## [Given data]
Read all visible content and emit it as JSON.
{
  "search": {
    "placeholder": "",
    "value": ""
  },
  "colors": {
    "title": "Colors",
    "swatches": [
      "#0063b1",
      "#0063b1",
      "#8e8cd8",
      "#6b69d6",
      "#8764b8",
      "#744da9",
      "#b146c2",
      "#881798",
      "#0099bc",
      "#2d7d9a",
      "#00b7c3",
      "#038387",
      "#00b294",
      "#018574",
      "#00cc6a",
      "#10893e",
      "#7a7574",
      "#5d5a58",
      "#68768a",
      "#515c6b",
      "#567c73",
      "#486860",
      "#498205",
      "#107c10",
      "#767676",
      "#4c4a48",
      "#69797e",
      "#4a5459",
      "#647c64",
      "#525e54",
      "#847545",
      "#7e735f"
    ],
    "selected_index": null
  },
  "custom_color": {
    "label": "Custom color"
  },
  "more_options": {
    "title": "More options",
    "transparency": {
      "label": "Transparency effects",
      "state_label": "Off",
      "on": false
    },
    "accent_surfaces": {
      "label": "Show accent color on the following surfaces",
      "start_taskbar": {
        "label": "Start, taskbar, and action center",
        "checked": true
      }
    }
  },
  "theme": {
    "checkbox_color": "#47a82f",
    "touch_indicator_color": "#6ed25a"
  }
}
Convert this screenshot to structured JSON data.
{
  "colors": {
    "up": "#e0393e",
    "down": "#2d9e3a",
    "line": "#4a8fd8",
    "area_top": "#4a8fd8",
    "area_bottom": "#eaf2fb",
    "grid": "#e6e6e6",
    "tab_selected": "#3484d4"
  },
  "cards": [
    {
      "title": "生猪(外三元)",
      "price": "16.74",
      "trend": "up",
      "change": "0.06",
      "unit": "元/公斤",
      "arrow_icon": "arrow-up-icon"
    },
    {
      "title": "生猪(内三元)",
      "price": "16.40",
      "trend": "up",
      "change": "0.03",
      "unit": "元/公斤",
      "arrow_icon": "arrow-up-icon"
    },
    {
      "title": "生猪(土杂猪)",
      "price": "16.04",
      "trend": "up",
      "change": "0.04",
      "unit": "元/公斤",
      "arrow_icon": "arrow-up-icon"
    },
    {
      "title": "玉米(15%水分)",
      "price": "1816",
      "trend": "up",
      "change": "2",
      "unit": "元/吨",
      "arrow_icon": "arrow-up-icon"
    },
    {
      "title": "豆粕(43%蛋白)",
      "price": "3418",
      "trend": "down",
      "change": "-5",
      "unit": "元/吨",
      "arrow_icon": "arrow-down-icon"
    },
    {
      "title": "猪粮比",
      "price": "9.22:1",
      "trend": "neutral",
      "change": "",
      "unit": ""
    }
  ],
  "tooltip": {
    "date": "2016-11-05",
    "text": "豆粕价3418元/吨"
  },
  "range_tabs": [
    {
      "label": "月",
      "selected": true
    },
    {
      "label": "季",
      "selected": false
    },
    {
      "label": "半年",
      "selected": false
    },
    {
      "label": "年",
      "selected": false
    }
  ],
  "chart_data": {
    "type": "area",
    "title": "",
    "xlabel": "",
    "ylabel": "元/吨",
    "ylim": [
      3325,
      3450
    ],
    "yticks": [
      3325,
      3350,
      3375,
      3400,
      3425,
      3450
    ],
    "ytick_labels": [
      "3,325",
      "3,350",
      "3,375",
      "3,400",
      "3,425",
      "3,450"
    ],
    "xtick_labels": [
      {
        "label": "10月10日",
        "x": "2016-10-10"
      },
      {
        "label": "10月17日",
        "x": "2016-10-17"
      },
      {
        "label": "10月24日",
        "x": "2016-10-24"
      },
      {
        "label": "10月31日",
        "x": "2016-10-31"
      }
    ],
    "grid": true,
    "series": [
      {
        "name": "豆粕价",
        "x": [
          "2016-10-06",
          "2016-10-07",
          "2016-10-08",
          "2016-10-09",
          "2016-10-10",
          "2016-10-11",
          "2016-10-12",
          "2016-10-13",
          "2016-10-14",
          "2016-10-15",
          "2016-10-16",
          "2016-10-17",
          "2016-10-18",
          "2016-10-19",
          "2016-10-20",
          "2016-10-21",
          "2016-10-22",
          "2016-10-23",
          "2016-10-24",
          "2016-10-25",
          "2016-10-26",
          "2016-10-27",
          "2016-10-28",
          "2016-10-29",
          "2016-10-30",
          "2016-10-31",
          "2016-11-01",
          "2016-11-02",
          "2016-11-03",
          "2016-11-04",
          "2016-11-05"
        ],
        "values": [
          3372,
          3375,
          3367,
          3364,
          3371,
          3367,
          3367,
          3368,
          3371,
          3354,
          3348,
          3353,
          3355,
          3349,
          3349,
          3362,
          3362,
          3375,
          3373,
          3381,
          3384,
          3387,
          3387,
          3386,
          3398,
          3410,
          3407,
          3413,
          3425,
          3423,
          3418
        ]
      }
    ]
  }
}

## [What to work on]
All of the entries should be written out again exactly.

## [Task solution]
Read all visible content and emit it as JSON.
{
  "search": {
    "placeholder": "",
    "value": ""
  },
  "colors": {
    "title": "Colors",
    "swatches": [
      "#0063b1",
      "#0063b1",
      "#8e8cd8",
      "#6b69d6",
      "#8764b8",
      "#744da9",
      "#b146c2",
      "#881798",
      "#0099bc",
      "#2d7d9a",
      "#00b7c3",
      "#038387",
      "#00b294",
      "#018574",
      "#00cc6a",
      "#10893e",
      "#7a7574",
      "#5d5a58",
      "#68768a",
      "#515c6b",
      "#567c73",
      "#486860",
      "#498205",
      "#107c10",
      "#767676",
      "#4c4a48",
      "#69797e",
      "#4a5459",
      "#647c64",
      "#525e54",
      "#847545",
      "#7e735f"
    ],
    "selected_index": null
  },
  "custom_color": {
    "label": "Custom color"
  },
  "more_options": {
    "title": "More options",
    "transparency": {
      "label": "Transparency effects",
      "state_label": "Off",
      "on": false
    },
    "accent_surfaces": {
      "label": "Show accent color on the following surfaces",
      "start_taskbar": {
        "label": "Start, taskbar, and action center",
        "checked": true
      }
    }
  },
  "theme": {
    "checkbox_color": "#47a82f",
    "touch_indicator_color": "#6ed25a"
  }
}
Convert this screenshot to structured JSON data.
{
  "colors": {
    "up": "#e0393e",
    "down": "#2d9e3a",
    "line": "#4a8fd8",
    "area_top": "#4a8fd8",
    "area_bottom": "#eaf2fb",
    "grid": "#e6e6e6",
    "tab_selected": "#3484d4"
  },
  "cards": [
    {
      "title": "生猪(外三元)",
      "price": "16.74",
      "trend": "up",
      "change": "0.06",
      "unit": "元/公斤",
      "arrow_icon": "arrow-up-icon"
    },
    {
      "title": "生猪(内三元)",
      "price": "16.40",
      "trend": "up",
      "change": "0.03",
      "unit": "元/公斤",
      "arrow_icon": "arrow-up-icon"
    },
    {
      "title": "生猪(土杂猪)",
      "price": "16.04",
      "trend": "up",
      "change": "0.04",
      "unit": "元/公斤",
      "arrow_icon": "arrow-up-icon"
    },
    {
      "title": "玉米(15%水分)",
      "price": "1816",
      "trend": "up",
      "change": "2",
      "unit": "元/吨",
      "arrow_icon": "arrow-up-icon"
    },
    {
      "title": "豆粕(43%蛋白)",
      "price": "3418",
      "trend": "down",
      "change": "-5",
      "unit": "元/吨",
      "arrow_icon": "arrow-down-icon"
    },
    {
      "title": "猪粮比",
      "price": "9.22:1",
      "trend": "neutral",
      "change": "",
      "unit": ""
    }
  ],
  "tooltip": {
    "date": "2016-11-05",
    "text": "豆粕价3418元/吨"
  },
  "range_tabs": [
    {
      "label": "月",
      "selected": true
    },
    {
      "label": "季",
      "selected": false
    },
    {
      "label": "半年",
      "selected": false
    },
    {
      "label": "年",
      "selected": false
    }
  ],
  "chart_data": {
    "type": "area",
    "title": "",
    "xlabel": "",
    "ylabel": "元/吨",
    "ylim": [
      3325,
      3450
    ],
    "yticks": [
      3325,
      3350,
      3375,
      3400,
      3425,
      3450
    ],
    "ytick_labels": [
      "3,325",
      "3,350",
      "3,375",
      "3,400",
      "3,425",
      "3,450"
    ],
    "xtick_labels": [
      {
        "label": "10月10日",
        "x": "2016-10-10"
      },
      {
        "label": "10月17日",
        "x": "2016-10-17"
      },
      {
        "label": "10月24日",
        "x": "2016-10-24"
      },
      {
        "label": "10月31日",
        "x": "2016-10-31"
      }
    ],
    "grid": true,
    "series": [
      {
        "name": "豆粕价",
        "x": [
          "2016-10-06",
          "2016-10-07",
          "2016-10-08",
          "2016-10-09",
          "2016-10-10",
          "2016-10-11",
          "2016-10-12",
          "2016-10-13",
          "2016-10-14",
          "2016-10-15",
          "2016-10-16",
          "2016-10-17",
          "2016-10-18",
          "2016-10-19",
          "2016-10-20",
          "2016-10-21",
          "2016-10-22",
          "2016-10-23",
          "2016-10-24",
          "2016-10-25",
          "2016-10-26",
          "2016-10-27",
          "2016-10-28",
          "2016-10-29",
          "2016-10-30",
          "2016-10-31",
          "2016-11-01",
          "2016-11-02",
          "2016-11-03",
          "2016-11-04",
          "2016-11-05"
        ],
        "values": [
          3372,
          3375,
          3367,
          3364,
          3371,
          3367,
          3367,
          3368,
          3371,
          3354,
          3348,
          3353,
          3355,
          3349,
          3349,
          3362,
          3362,
          3375,
          3373,
          3381,
          3384,
          3387,
          3387,
          3386,
          3398,
          3410,
          3407,
          3413,
          3425,
          3423,
          3418
        ]
      }
    ]
  }
}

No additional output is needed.